» **WHAT TO PRODUCE**
Transcribe each line exactly.

» **PROVIDED DATA**
▽

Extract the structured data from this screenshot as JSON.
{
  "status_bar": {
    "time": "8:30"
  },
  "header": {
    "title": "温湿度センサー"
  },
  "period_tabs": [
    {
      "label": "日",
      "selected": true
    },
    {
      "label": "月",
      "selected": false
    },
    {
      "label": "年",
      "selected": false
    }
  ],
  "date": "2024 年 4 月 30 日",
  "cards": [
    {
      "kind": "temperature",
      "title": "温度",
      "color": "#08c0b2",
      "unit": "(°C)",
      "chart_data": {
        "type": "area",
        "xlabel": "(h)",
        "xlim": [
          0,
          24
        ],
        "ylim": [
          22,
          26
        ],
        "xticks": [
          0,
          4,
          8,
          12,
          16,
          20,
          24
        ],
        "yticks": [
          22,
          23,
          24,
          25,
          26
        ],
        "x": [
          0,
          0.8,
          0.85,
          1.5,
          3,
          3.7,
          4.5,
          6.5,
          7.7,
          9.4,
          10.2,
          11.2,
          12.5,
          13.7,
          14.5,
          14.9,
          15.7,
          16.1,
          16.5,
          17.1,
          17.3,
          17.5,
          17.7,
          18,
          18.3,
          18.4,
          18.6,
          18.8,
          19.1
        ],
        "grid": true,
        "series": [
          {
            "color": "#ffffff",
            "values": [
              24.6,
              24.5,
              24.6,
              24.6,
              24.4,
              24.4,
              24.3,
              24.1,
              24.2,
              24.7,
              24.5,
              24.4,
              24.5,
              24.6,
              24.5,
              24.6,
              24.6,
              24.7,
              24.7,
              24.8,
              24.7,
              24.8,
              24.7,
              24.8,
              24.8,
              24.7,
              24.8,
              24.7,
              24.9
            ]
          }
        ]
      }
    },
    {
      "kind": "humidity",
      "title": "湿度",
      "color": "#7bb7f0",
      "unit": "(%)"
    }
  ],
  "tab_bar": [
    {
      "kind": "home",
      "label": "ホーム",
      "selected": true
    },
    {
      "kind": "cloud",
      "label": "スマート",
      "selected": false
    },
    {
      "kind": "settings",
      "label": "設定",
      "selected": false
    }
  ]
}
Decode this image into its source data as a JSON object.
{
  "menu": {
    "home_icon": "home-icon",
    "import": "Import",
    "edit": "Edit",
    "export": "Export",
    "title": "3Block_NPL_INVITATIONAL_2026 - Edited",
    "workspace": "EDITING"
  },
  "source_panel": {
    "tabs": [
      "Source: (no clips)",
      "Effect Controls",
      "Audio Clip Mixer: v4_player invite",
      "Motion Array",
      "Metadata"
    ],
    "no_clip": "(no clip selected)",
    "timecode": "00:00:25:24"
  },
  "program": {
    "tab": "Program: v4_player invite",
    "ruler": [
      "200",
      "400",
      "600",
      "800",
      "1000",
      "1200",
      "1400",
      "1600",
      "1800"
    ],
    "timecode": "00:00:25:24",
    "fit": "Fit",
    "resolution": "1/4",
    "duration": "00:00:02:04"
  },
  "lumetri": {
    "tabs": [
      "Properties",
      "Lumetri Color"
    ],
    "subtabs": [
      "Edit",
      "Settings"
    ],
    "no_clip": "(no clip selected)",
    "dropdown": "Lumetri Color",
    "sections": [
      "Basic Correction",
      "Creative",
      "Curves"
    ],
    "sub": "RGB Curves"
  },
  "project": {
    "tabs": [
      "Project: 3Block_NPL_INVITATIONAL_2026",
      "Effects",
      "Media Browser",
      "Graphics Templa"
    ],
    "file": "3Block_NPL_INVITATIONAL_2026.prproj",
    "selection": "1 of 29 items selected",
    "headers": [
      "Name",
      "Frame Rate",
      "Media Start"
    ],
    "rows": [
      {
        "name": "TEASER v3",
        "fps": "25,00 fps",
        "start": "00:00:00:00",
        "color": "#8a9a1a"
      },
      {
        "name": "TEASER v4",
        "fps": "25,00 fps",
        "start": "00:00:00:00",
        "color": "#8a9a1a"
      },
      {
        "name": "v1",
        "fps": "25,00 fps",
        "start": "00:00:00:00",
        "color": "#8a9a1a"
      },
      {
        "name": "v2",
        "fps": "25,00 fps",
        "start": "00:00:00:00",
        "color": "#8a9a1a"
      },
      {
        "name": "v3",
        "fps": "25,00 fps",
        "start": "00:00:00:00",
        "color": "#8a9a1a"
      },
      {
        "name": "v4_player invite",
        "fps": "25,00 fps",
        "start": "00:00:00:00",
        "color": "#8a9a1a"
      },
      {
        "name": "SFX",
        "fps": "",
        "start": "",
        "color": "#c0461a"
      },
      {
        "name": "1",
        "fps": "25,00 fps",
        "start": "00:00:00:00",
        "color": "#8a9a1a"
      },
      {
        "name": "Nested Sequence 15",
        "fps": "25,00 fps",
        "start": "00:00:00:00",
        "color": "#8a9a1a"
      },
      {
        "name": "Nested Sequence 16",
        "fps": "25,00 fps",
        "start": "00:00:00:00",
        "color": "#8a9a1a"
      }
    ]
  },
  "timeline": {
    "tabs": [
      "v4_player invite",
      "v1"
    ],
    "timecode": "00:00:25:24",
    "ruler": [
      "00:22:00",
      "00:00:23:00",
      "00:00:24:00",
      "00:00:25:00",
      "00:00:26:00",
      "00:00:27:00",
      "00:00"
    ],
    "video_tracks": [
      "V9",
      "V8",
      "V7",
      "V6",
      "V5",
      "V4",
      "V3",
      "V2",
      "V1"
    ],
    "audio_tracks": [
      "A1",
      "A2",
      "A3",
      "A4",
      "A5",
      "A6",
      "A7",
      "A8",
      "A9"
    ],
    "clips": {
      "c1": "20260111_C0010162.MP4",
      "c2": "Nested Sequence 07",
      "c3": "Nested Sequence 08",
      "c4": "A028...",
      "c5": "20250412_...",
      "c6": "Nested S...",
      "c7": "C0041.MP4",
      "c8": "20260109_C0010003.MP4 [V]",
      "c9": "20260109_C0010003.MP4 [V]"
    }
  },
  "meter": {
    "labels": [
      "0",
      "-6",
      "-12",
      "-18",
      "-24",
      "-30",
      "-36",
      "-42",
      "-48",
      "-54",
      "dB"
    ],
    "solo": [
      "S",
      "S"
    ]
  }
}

△

» **REPLY**
Extract the structured data from this screenshot as JSON.
{
  "status_bar": {
    "time": "8:30"
  },
  "header": {
    "title": "温湿度センサー"
  },
  "period_tabs": [
    {
      "label": "日",
      "selected": true
    },
    {
      "label": "月",
      "selected": false
    },
    {
      "label": "年",
      "selected": false
    }
  ],
  "date": "2024 年 4 月 30 日",
  "cards": [
    {
      "kind": "temperature",
      "title": "温度",
      "color": "#08c0b2",
      "unit": "(°C)",
      "chart_data": {
        "type": "area",
        "xlabel": "(h)",
        "xlim": [
          0,
          24
        ],
        "ylim": [
          22,
          26
        ],
        "xticks": [
          0,
          4,
          8,
          12,
          16,
          20,
          24
        ],
        "yticks": [
          22,
          23,
          24,
          25,
          26
        ],
        "x": [
          0,
          0.8,
          0.85,
          1.5,
          3,
          3.7,
          4.5,
          6.5,
          7.7,
          9.4,
          10.2,
          11.2,
          12.5,
          13.7,
          14.5,
          14.9,
          15.7,
          16.1,
          16.5,
          17.1,
          17.3,
          17.5,
          17.7,
          18,
          18.3,
          18.4,
          18.6,
          18.8,
          19.1
        ],
        "grid": true,
        "series": [
          {
            "color": "#ffffff",
            "values": [
              24.6,
              24.5,
              24.6,
              24.6,
              24.4,
              24.4,
              24.3,
              24.1,
              24.2,
              24.7,
              24.5,
              24.4,
              24.5,
              24.6,
              24.5,
              24.6,
              24.6,
              24.7,
              24.7,
              24.8,
              24.7,
              24.8,
              24.7,
              24.8,
              24.8,
              24.7,
              24.8,
              24.7,
              24.9
            ]
          }
        ]
      }
    },
    {
      "kind": "humidity",
      "title": "湿度",
      "color": "#7bb7f0",
      "unit": "(%)"
    }
  ],
  "tab_bar": [
    {
      "kind": "home",
      "label": "ホーム",
      "selected": true
    },
    {
      "kind": "cloud",
      "label": "スマート",
      "selected": false
    },
    {
      "kind": "settings",
      "label": "設定",
      "selected": false
    }
  ]
}
Decode this image into its source data as a JSON object.
{
  "menu": {
    "home_icon": "home-icon",
    "import": "Import",
    "edit": "Edit",
    "export": "Export",
    "title": "3Block_NPL_INVITATIONAL_2026 - Edited",
    "workspace": "EDITING"
  },
  "source_panel": {
    "tabs": [
      "Source: (no clips)",
      "Effect Controls",
      "Audio Clip Mixer: v4_player invite",
      "Motion Array",
      "Metadata"
    ],
    "no_clip": "(no clip selected)",
    "timecode": "00:00:25:24"
  },
  "program": {
    "tab": "Program: v4_player invite",
    "ruler": [
      "200",
      "400",
      "600",
      "800",
      "1000",
      "1200",
      "1400",
      "1600",
      "1800"
    ],
    "timecode": "00:00:25:24",
    "fit": "Fit",
    "resolution": "1/4",
    "duration": "00:00:02:04"
  },
  "lumetri": {
    "tabs": [
      "Properties",
      "Lumetri Color"
    ],
    "subtabs": [
      "Edit",
      "Settings"
    ],
    "no_clip": "(no clip selected)",
    "dropdown": "Lumetri Color",
    "sections": [
      "Basic Correction",
      "Creative",
      "Curves"
    ],
    "sub": "RGB Curves"
  },
  "project": {
    "tabs": [
      "Project: 3Block_NPL_INVITATIONAL_2026",
      "Effects",
      "Media Browser",
      "Graphics Templa"
    ],
    "file": "3Block_NPL_INVITATIONAL_2026.prproj",
    "selection": "1 of 29 items selected",
    "headers": [
      "Name",
      "Frame Rate",
      "Media Start"
    ],
    "rows": [
      {
        "name": "TEASER v3",
        "fps": "25,00 fps",
        "start": "00:00:00:00",
        "color": "#8a9a1a"
      },
      {
        "name": "TEASER v4",
        "fps": "25,00 fps",
        "start": "00:00:00:00",
        "color": "#8a9a1a"
      },
      {
        "name": "v1",
        "fps": "25,00 fps",
        "start": "00:00:00:00",
        "color": "#8a9a1a"
      },
      {
        "name": "v2",
        "fps": "25,00 fps",
        "start": "00:00:00:00",
        "color": "#8a9a1a"
      },
      {
        "name": "v3",
        "fps": "25,00 fps",
        "start": "00:00:00:00",
        "color": "#8a9a1a"
      },
      {
        "name": "v4_player invite",
        "fps": "25,00 fps",
        "start": "00:00:00:00",
        "color": "#8a9a1a"
      },
      {
        "name": "SFX",
        "fps": "",
        "start": "",
        "color": "#c0461a"
      },
      {
        "name": "1",
        "fps": "25,00 fps",
        "start": "00:00:00:00",
        "color": "#8a9a1a"
      },
      {
        "name": "Nested Sequence 15",
        "fps": "25,00 fps",
        "start": "00:00:00:00",
        "color": "#8a9a1a"
      },
      {
        "name": "Nested Sequence 16",
        "fps": "25,00 fps",
        "start": "00:00:00:00",
        "color": "#8a9a1a"
      }
    ]
  },
  "timeline": {
    "tabs": [
      "v4_player invite",
      "v1"
    ],
    "timecode": "00:00:25:24",
    "ruler": [
      "00:22:00",
      "00:00:23:00",
      "00:00:24:00",
      "00:00:25:00",
      "00:00:26:00",
      "00:00:27:00",
      "00:00"
    ],
    "video_tracks": [
      "V9",
      "V8",
      "V7",
      "V6",
      "V5",
      "V4",
      "V3",
      "V2",
      "V1"
    ],
    "audio_tracks": [
      "A1",
      "A2",
      "A3",
      "A4",
      "A5",
      "A6",
      "A7",
      "A8",
      "A9"
    ],
    "clips": {
      "c1": "20260111_C0010162.MP4",
      "c2": "Nested Sequence 07",
      "c3": "Nested Sequence 08",
      "c4": "A028...",
      "c5": "20250412_...",
      "c6": "Nested S...",
      "c7": "C0041.MP4",
      "c8": "20260109_C0010003.MP4 [V]",
      "c9": "20260109_C0010003.MP4 [V]"
    }
  },
  "meter": {
    "labels": [
      "0",
      "-6",
      "-12",
      "-18",
      "-24",
      "-30",
      "-36",
      "-42",
      "-48",
      "-54",
      "dB"
    ],
    "solo": [
      "S",
      "S"
    ]
  }
}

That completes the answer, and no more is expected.